### Objective:
Copy every line of the listing below character for character, changing nothing.

### Records to use:
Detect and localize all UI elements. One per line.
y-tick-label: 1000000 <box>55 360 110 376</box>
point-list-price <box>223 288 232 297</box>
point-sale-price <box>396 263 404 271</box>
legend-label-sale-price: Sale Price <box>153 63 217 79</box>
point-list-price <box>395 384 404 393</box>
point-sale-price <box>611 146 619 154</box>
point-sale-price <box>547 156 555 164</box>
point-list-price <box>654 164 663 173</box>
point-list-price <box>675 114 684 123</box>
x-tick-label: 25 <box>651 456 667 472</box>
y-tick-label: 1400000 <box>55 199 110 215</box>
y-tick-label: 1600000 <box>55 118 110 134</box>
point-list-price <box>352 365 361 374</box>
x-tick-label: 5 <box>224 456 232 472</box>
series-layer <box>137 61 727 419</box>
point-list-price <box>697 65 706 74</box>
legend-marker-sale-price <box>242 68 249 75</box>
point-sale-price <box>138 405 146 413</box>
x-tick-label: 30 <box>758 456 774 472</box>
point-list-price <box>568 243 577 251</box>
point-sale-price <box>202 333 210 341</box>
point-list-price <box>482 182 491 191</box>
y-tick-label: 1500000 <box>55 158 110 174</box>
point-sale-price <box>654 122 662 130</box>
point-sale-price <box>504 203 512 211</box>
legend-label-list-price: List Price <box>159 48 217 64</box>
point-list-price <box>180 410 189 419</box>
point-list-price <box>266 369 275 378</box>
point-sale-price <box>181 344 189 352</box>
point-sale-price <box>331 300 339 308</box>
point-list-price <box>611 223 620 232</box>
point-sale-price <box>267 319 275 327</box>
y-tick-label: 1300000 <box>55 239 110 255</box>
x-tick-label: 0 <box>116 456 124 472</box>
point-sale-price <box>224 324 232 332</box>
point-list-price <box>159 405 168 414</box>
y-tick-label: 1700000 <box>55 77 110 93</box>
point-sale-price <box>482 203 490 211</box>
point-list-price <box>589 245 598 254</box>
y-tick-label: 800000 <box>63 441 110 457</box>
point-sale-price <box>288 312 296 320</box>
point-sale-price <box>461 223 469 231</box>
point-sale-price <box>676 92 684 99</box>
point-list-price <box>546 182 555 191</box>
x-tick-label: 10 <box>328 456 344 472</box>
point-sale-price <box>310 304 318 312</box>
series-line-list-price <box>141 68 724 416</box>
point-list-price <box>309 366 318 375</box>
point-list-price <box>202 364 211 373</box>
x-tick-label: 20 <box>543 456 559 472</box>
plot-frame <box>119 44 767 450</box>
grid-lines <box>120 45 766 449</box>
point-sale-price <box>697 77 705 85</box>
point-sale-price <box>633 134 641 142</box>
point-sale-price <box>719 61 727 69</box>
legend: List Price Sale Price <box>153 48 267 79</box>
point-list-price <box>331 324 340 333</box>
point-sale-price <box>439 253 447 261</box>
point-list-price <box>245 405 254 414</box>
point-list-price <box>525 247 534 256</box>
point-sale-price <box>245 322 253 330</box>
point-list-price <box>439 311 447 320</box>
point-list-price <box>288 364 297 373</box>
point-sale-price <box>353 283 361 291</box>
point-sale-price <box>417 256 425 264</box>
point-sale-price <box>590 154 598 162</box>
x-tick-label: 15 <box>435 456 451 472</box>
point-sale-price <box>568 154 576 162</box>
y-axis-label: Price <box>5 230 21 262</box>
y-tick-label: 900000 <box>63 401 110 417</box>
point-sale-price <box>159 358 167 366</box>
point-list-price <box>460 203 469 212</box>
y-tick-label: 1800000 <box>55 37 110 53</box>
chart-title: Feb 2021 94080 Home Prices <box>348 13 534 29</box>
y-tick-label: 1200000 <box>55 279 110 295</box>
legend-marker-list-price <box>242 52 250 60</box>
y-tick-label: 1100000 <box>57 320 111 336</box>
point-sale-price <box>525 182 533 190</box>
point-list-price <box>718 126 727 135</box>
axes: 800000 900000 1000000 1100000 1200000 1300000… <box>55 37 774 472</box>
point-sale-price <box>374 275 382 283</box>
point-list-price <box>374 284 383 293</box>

### Result of the task:
Detect and localize all UI elements. One per line.
y-tick-label: 1000000 <box>55 360 110 376</box>
point-list-price <box>223 288 232 297</box>
point-sale-price <box>396 263 404 271</box>
legend-label-sale-price: Sale Price <box>153 63 217 79</box>
point-list-price <box>395 384 404 393</box>
point-sale-price <box>611 146 619 154</box>
point-sale-price <box>547 156 555 164</box>
point-list-price <box>654 164 663 173</box>
point-list-price <box>675 114 684 123</box>
x-tick-label: 25 <box>651 456 667 472</box>
y-tick-label: 1400000 <box>55 199 110 215</box>
y-tick-label: 1600000 <box>55 118 110 134</box>
point-list-price <box>352 365 361 374</box>
x-tick-label: 5 <box>224 456 232 472</box>
series-layer <box>137 61 727 419</box>
point-list-price <box>697 65 706 74</box>
legend-marker-sale-price <box>242 68 249 75</box>
point-sale-price <box>138 405 146 413</box>
x-tick-label: 30 <box>758 456 774 472</box>
point-list-price <box>568 243 577 251</box>
point-sale-price <box>202 333 210 341</box>
point-list-price <box>482 182 491 191</box>
y-tick-label: 1500000 <box>55 158 110 174</box>
point-sale-price <box>654 122 662 130</box>
point-sale-price <box>504 203 512 211</box>
legend-label-list-price: List Price <box>159 48 217 64</box>
point-list-price <box>180 410 189 419</box>
point-list-price <box>266 369 275 378</box>
point-sale-price <box>181 344 189 352</box>
point-sale-price <box>331 300 339 308</box>
point-list-price <box>611 223 620 232</box>
point-sale-price <box>267 319 275 327</box>
y-tick-label: 1300000 <box>55 239 110 255</box>
x-tick-label: 0 <box>116 456 124 472</box>
point-sale-price <box>224 324 232 332</box>
point-list-price <box>159 405 168 414</box>
y-tick-label: 1700000 <box>55 77 110 93</box>
point-sale-price <box>482 203 490 211</box>
point-list-price <box>589 245 598 254</box>
y-tick-label: 800000 <box>63 441 110 457</box>
point-sale-price <box>288 312 296 320</box>
point-sale-price <box>461 223 469 231</box>
point-sale-price <box>676 92 684 99</box>
point-list-price <box>546 182 555 191</box>
x-tick-label: 10 <box>328 456 344 472</box>
point-sale-price <box>310 304 318 312</box>
series-line-list-price <box>141 68 724 416</box>
point-list-price <box>309 366 318 375</box>
point-list-price <box>202 364 211 373</box>
x-tick-label: 20 <box>543 456 559 472</box>
plot-frame <box>119 44 767 450</box>
grid-lines <box>120 45 766 449</box>
point-sale-price <box>697 77 705 85</box>
point-sale-price <box>633 134 641 142</box>
point-sale-price <box>719 61 727 69</box>
legend: List Price Sale Price <box>153 48 267 79</box>
point-list-price <box>331 324 340 333</box>
point-sale-price <box>439 253 447 261</box>
point-list-price <box>245 405 254 414</box>
point-list-price <box>525 247 534 256</box>
point-sale-price <box>245 322 253 330</box>
point-list-price <box>439 311 447 320</box>
point-list-price <box>288 364 297 373</box>
point-sale-price <box>353 283 361 291</box>
point-sale-price <box>417 256 425 264</box>
point-sale-price <box>590 154 598 162</box>
x-tick-label: 15 <box>435 456 451 472</box>
point-sale-price <box>568 154 576 162</box>
y-axis-label: Price <box>5 230 21 262</box>
y-tick-label: 900000 <box>63 401 110 417</box>
point-sale-price <box>159 358 167 366</box>
point-list-price <box>460 203 469 212</box>
y-tick-label: 1800000 <box>55 37 110 53</box>
chart-title: Feb 2021 94080 Home Prices <box>348 13 534 29</box>
y-tick-label: 1200000 <box>55 279 110 295</box>
legend-marker-list-price <box>242 52 250 60</box>
y-tick-label: 1100000 <box>57 320 111 336</box>
point-sale-price <box>525 182 533 190</box>
point-list-price <box>718 126 727 135</box>
axes: 800000 900000 1000000 1100000 1200000 1300000… <box>55 37 774 472</box>
point-sale-price <box>374 275 382 283</box>
point-list-price <box>374 284 383 293</box>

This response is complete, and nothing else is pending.